Do this: Produce an exact copy of the lines from the line that contains "What does this" to the end of the listing below.

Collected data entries
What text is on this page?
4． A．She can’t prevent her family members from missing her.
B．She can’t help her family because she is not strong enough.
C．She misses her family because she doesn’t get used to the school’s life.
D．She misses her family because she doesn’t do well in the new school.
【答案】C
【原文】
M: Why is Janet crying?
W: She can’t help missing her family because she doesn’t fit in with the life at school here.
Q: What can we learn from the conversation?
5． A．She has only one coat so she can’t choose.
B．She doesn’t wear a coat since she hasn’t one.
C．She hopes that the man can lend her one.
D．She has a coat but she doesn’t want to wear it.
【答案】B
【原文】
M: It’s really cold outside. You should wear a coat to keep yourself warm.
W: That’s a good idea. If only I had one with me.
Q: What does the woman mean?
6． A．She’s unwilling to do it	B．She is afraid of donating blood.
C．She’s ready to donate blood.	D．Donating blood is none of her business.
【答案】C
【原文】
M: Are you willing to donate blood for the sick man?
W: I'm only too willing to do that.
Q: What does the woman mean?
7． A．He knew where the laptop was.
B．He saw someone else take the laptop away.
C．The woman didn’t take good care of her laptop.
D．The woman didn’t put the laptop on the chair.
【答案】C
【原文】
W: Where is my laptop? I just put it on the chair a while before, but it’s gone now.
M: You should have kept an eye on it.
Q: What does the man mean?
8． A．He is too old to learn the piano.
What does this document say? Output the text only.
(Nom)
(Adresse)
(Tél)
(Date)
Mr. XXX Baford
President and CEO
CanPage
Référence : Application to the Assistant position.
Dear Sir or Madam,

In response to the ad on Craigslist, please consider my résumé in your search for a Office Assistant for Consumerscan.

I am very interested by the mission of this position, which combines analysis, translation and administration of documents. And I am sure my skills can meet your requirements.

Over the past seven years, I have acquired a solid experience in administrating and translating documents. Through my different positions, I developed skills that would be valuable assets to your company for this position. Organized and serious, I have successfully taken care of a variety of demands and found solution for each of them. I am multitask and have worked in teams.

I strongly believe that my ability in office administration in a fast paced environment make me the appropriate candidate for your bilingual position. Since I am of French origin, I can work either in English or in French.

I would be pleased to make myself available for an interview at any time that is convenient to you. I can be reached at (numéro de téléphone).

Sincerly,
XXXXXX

Task result:
What does this document say? Output the text only.
(Nom)
(Adresse)
(Tél)
(Date)
Mr. XXX Baford
President and CEO
CanPage
Référence : Application to the Assistant position.
Dear Sir or Madam,

In response to the ad on Craigslist, please consider my résumé in your search for a Office Assistant for Consumerscan.

I am very interested by the mission of this position, which combines analysis, translation and administration of documents. And I am sure my skills can meet your requirements.

Over the past seven years, I have acquired a solid experience in administrating and translating documents. Through my different positions, I developed skills that would be valuable assets to your company for this position. Organized and serious, I have successfully taken care of a variety of demands and found solution for each of them. I am multitask and have worked in teams.

I strongly believe that my ability in office administration in a fast paced environment make me the appropriate candidate for your bilingual position. Since I am of French origin, I can work either in English or in French.

I would be pleased to make myself available for an interview at any time that is convenient to you. I can be reached at (numéro de téléphone).

Sincerly,
XXXXXX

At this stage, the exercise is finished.